Excerpt from a dataset:
[BEGIN]

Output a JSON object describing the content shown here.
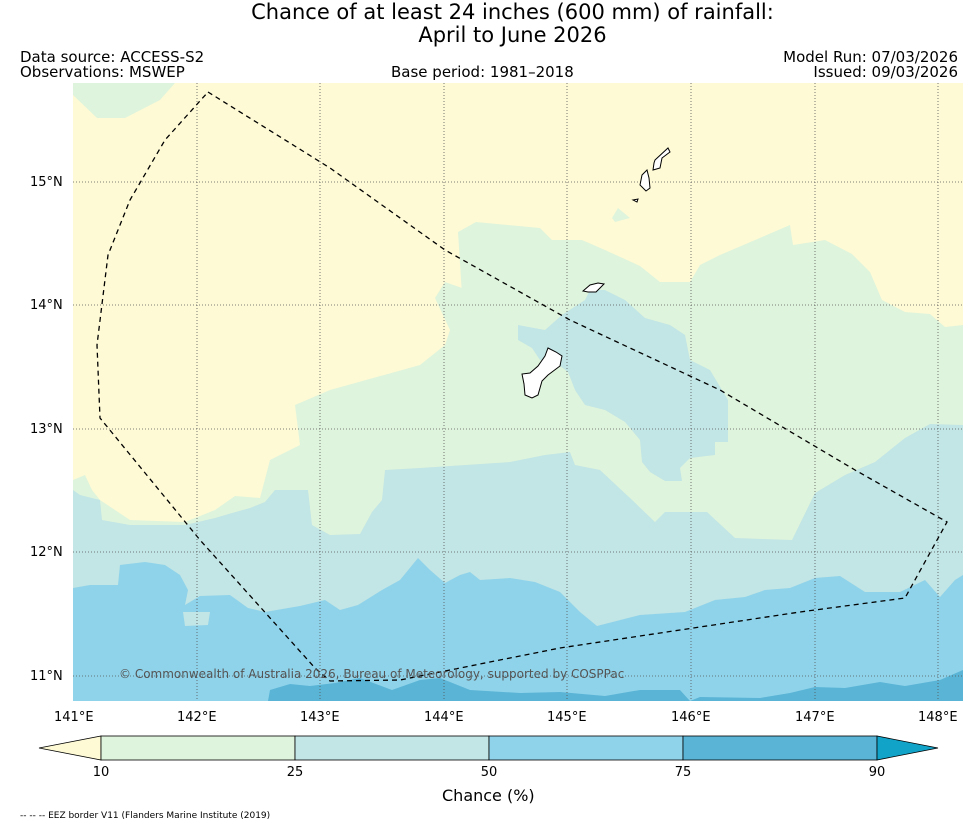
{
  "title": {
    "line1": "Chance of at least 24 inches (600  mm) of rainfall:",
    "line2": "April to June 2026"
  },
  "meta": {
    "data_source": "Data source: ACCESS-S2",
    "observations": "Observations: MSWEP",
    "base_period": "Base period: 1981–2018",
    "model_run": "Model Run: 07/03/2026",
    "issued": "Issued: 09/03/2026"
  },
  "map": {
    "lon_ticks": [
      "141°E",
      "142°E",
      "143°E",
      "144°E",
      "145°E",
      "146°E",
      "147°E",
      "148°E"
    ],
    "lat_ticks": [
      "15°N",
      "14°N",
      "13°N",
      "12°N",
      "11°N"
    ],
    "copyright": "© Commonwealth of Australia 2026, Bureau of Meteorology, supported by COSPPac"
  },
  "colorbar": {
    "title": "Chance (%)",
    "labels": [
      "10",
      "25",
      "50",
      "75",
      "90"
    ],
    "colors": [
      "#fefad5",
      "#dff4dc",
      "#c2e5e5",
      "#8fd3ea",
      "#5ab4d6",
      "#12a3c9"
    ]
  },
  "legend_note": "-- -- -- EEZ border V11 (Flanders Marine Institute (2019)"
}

[END]
[BEGIN]

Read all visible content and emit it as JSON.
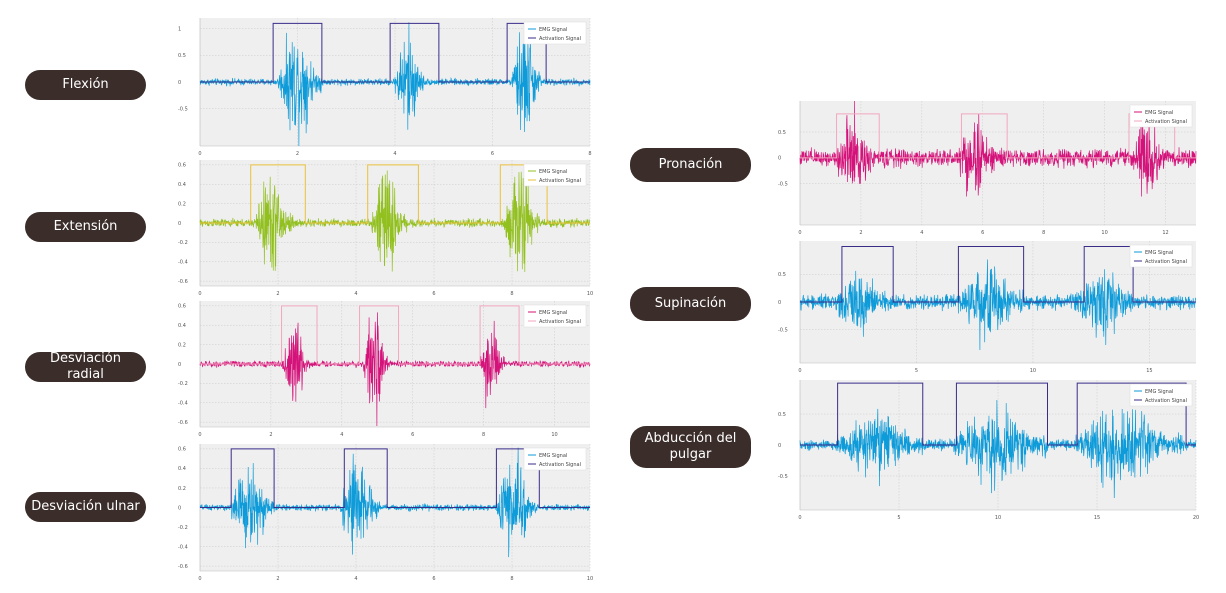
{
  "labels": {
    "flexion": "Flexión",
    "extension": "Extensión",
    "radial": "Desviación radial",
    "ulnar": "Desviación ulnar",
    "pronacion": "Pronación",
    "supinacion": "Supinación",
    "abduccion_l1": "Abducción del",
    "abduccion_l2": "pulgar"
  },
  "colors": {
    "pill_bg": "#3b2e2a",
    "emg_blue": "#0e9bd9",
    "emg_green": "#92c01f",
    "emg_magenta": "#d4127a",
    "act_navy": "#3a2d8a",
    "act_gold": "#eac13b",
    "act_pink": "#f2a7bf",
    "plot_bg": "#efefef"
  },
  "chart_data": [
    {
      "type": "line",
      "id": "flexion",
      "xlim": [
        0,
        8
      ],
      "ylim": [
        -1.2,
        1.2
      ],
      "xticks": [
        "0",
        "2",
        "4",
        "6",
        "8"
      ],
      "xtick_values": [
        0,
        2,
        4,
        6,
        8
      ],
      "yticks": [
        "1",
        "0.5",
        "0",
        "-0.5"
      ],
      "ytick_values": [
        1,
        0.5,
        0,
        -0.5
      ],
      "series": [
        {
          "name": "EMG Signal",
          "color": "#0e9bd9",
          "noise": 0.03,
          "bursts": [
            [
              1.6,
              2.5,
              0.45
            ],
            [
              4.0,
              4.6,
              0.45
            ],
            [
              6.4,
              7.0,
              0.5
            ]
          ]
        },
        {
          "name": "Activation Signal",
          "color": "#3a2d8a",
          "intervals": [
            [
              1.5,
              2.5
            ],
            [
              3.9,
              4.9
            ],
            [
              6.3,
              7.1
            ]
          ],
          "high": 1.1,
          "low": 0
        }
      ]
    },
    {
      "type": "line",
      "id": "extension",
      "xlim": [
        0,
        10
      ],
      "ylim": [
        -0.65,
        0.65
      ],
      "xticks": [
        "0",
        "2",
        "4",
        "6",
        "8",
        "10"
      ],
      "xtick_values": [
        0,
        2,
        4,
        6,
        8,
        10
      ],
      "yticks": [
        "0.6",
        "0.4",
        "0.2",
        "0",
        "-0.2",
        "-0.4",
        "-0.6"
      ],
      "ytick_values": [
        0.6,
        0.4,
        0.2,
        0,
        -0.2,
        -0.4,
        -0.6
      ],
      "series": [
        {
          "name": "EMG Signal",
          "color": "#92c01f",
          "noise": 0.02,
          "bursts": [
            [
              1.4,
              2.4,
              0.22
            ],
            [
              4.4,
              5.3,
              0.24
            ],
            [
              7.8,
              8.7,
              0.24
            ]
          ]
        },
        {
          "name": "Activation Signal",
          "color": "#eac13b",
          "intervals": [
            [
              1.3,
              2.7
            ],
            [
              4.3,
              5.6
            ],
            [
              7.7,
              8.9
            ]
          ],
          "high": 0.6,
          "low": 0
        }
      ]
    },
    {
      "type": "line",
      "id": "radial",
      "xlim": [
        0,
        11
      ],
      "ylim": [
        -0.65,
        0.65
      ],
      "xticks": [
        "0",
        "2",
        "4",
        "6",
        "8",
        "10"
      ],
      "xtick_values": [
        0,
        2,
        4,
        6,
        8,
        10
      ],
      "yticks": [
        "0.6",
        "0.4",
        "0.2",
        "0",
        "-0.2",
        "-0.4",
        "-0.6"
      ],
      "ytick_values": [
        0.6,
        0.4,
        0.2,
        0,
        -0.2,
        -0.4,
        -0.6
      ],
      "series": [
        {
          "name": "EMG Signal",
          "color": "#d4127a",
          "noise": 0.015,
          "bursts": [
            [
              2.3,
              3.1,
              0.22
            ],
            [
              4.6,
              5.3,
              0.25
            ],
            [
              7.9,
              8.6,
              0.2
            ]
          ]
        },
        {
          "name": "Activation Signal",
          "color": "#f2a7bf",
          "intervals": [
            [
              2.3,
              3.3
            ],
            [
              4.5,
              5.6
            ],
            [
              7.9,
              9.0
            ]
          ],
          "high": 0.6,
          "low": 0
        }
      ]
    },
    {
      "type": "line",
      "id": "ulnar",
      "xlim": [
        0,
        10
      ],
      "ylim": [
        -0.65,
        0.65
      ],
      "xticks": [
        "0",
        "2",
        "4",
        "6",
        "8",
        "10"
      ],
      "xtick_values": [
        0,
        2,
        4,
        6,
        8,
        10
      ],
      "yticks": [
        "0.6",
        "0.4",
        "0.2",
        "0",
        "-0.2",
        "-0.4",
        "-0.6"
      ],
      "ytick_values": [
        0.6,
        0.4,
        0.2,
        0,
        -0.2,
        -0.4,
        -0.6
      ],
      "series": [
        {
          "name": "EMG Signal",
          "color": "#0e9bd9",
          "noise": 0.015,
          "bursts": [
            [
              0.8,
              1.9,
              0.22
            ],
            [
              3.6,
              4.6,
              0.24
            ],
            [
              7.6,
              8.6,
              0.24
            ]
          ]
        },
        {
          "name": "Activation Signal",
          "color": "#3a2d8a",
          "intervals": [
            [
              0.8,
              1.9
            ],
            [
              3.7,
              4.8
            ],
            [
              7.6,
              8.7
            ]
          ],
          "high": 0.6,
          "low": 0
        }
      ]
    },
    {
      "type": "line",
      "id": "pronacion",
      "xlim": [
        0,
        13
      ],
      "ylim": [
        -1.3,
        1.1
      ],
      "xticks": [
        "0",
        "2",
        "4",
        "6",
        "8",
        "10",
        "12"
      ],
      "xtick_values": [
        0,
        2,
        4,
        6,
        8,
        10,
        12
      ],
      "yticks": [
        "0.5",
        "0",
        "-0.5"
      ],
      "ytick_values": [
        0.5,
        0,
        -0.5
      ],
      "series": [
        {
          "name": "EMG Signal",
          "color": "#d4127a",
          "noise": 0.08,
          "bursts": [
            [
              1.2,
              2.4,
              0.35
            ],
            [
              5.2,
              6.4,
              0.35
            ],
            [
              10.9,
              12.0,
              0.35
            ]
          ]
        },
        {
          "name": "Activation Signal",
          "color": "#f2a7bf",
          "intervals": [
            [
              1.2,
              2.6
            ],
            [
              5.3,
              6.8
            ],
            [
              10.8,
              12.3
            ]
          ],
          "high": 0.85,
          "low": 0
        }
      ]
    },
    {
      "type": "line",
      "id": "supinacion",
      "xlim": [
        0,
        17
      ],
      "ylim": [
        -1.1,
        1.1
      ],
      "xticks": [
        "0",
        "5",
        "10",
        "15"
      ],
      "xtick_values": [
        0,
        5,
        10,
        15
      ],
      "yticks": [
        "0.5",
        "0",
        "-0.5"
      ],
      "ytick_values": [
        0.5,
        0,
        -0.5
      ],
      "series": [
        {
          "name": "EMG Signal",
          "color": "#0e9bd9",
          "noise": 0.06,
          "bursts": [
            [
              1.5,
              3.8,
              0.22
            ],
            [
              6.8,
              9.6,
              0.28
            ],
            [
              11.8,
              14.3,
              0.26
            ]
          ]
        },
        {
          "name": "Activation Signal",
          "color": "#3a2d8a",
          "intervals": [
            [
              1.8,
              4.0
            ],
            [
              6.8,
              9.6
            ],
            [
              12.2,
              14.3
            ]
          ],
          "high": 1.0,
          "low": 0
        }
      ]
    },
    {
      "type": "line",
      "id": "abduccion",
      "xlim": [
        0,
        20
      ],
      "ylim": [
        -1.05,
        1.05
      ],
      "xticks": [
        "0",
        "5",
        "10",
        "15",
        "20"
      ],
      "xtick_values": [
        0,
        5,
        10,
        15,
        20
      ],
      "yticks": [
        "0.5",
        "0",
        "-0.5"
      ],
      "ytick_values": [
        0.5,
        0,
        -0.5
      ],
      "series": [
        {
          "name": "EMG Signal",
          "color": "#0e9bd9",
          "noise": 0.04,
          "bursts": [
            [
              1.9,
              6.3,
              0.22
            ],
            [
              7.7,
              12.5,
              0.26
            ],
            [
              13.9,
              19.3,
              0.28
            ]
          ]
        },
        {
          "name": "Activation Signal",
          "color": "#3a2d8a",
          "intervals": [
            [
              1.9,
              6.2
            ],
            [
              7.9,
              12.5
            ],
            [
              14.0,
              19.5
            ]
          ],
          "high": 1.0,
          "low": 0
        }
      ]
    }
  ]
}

[END]

— REQUIREMENTS —
The word "radial" may appear on some lines. Report how many lines hold it, giving the number alone.

— OUTPUT OF THE TASK —
2